= Given problem =
Filter the records for lines holding the string "sliced".

········

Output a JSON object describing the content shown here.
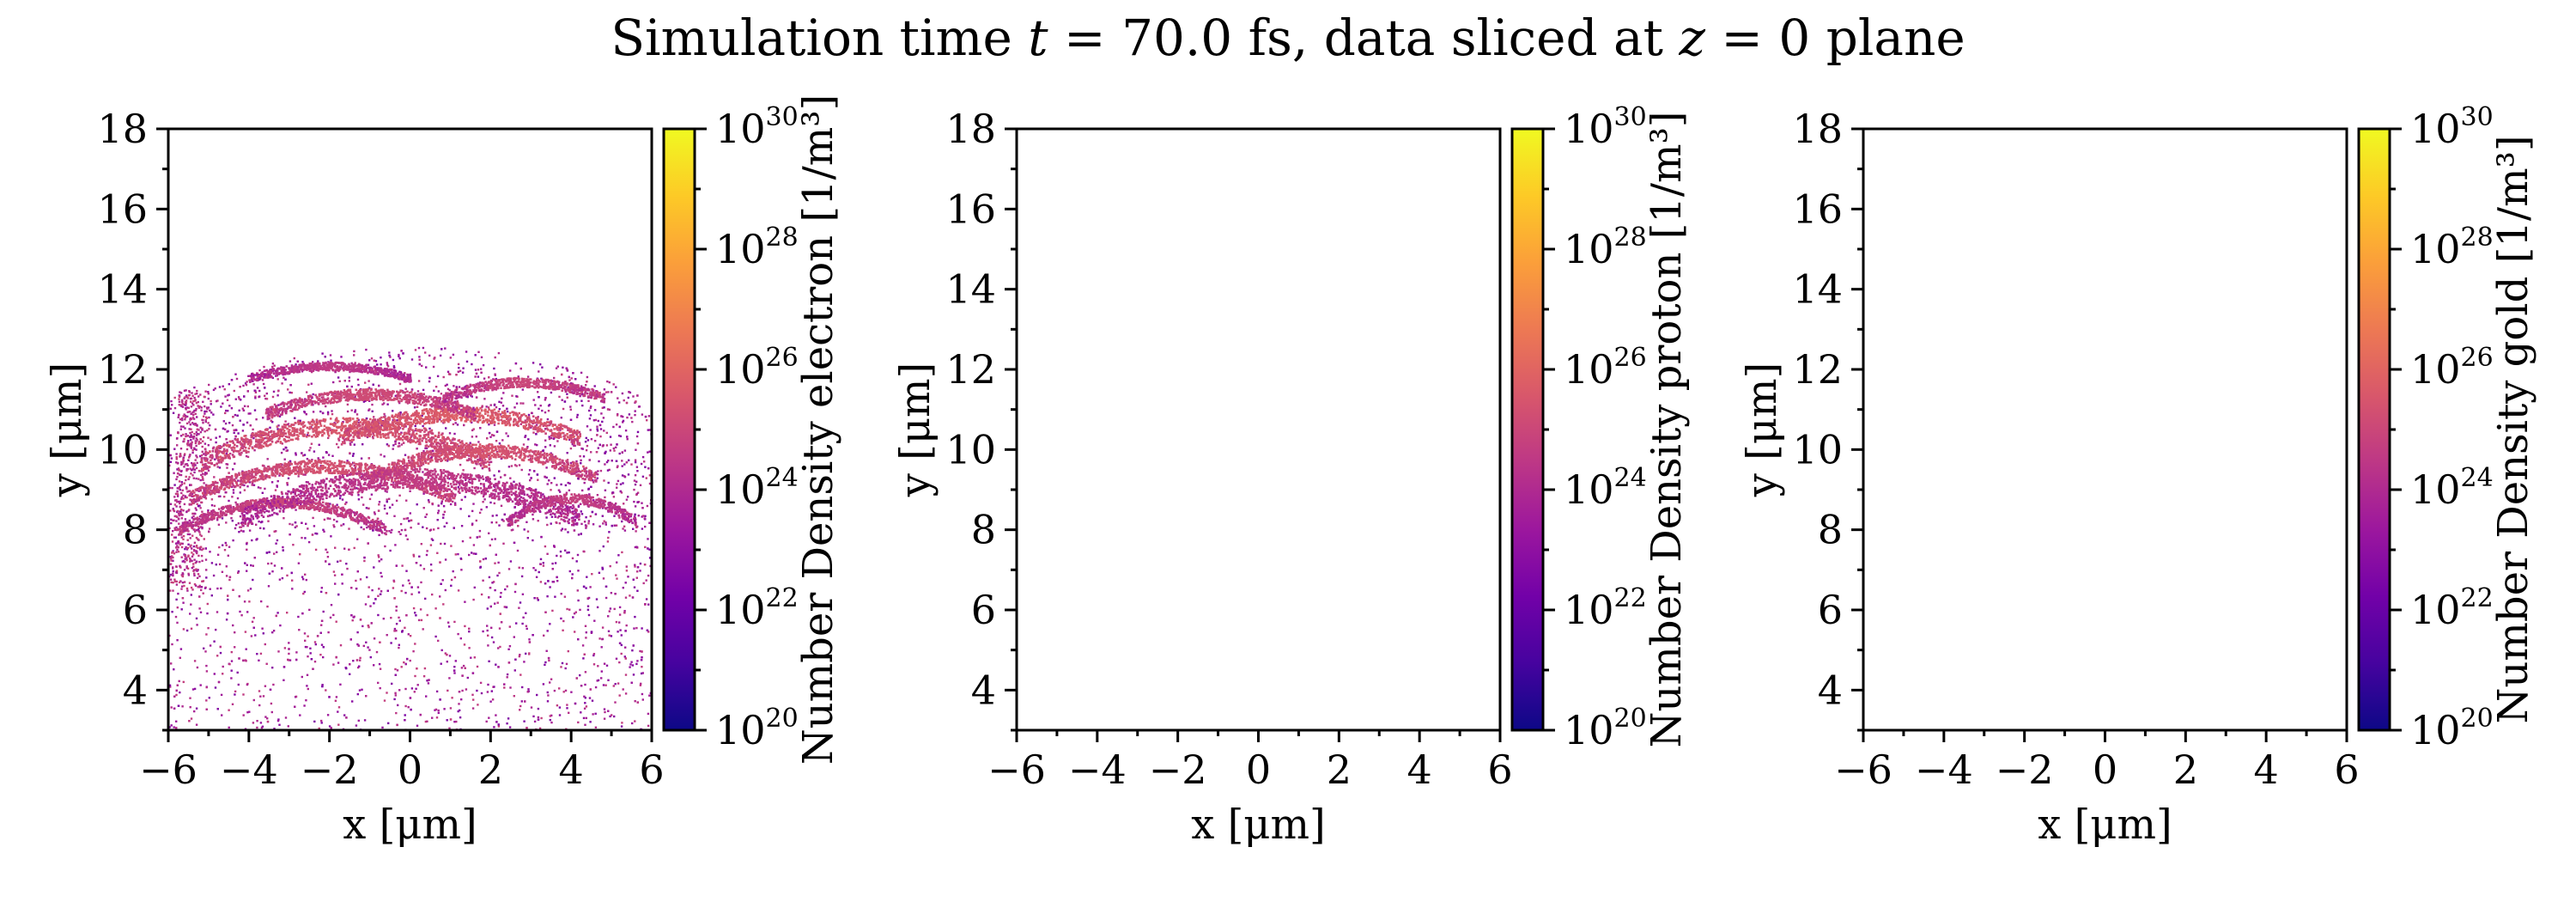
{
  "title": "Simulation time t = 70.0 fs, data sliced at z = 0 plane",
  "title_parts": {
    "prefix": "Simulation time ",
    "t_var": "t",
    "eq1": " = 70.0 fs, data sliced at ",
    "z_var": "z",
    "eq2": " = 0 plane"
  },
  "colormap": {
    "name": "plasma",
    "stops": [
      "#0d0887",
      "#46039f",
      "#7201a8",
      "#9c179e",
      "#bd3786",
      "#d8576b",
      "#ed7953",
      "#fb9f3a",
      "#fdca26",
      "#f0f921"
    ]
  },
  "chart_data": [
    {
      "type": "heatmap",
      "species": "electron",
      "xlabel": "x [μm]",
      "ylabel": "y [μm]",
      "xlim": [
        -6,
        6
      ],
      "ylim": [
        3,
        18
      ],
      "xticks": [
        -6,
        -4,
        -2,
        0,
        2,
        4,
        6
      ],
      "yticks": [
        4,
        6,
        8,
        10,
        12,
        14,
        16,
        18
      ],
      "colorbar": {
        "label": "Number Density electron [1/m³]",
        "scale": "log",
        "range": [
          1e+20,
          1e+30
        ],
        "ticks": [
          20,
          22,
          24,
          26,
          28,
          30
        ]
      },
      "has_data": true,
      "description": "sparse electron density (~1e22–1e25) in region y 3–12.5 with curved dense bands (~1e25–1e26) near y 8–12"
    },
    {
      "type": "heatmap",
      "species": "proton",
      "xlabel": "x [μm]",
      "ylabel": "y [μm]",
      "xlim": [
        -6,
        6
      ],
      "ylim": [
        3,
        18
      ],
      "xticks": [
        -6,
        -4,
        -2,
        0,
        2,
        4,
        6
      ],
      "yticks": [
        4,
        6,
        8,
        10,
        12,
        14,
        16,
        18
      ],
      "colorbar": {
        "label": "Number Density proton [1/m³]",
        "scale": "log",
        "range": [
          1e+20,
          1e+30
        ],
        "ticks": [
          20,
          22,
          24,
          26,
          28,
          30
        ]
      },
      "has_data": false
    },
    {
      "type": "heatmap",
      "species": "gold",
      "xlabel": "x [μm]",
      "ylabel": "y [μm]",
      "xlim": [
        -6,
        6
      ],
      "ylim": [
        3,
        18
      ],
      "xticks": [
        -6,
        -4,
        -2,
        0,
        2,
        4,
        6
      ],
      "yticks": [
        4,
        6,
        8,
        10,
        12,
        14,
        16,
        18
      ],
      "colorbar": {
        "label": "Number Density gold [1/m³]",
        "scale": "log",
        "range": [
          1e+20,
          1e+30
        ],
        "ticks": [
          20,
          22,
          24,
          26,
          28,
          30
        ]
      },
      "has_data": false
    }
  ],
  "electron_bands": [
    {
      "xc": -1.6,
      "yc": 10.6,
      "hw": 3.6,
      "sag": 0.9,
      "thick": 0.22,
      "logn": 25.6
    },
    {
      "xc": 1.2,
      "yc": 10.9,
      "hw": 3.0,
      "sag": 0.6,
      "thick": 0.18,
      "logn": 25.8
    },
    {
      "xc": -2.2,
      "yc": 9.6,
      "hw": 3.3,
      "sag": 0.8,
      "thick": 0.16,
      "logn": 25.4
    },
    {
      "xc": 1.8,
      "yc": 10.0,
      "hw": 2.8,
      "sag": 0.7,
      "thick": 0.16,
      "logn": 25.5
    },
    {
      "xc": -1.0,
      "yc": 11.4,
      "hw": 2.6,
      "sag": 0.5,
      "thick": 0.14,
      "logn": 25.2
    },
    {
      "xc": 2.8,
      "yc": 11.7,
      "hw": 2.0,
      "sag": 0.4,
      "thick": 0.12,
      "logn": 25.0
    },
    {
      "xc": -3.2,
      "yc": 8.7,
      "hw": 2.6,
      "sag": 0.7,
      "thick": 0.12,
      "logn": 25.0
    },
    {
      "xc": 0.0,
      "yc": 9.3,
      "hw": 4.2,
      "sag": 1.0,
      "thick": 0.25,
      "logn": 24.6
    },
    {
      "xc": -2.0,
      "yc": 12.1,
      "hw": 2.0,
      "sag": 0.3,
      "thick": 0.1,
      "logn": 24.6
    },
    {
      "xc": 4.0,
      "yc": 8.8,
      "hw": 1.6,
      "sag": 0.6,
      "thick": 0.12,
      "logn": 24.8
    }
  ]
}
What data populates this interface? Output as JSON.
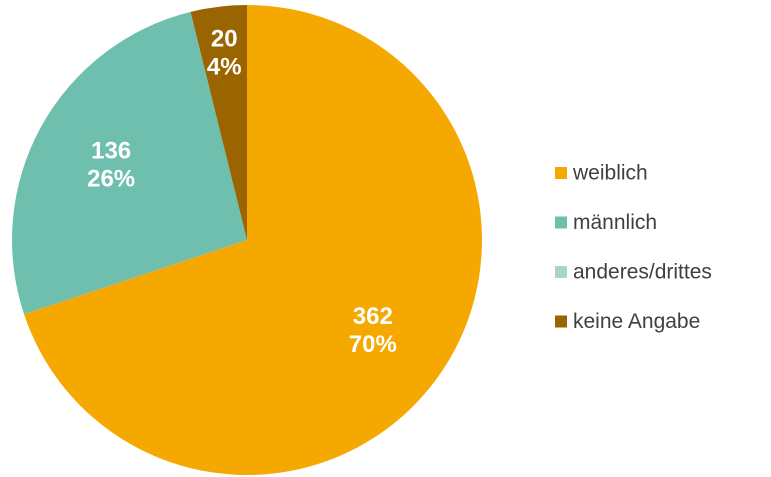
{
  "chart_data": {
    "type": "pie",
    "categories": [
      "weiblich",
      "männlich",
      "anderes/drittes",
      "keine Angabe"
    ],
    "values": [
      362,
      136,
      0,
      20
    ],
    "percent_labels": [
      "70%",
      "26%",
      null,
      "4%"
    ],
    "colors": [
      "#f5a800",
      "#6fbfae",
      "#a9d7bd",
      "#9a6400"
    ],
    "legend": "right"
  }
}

········

= Right answer =
  "title": "Simulation time t = 70.0 fs, data sliced at z = 0 plane",
    "eq1": " = 70.0 fs, data sliced at ",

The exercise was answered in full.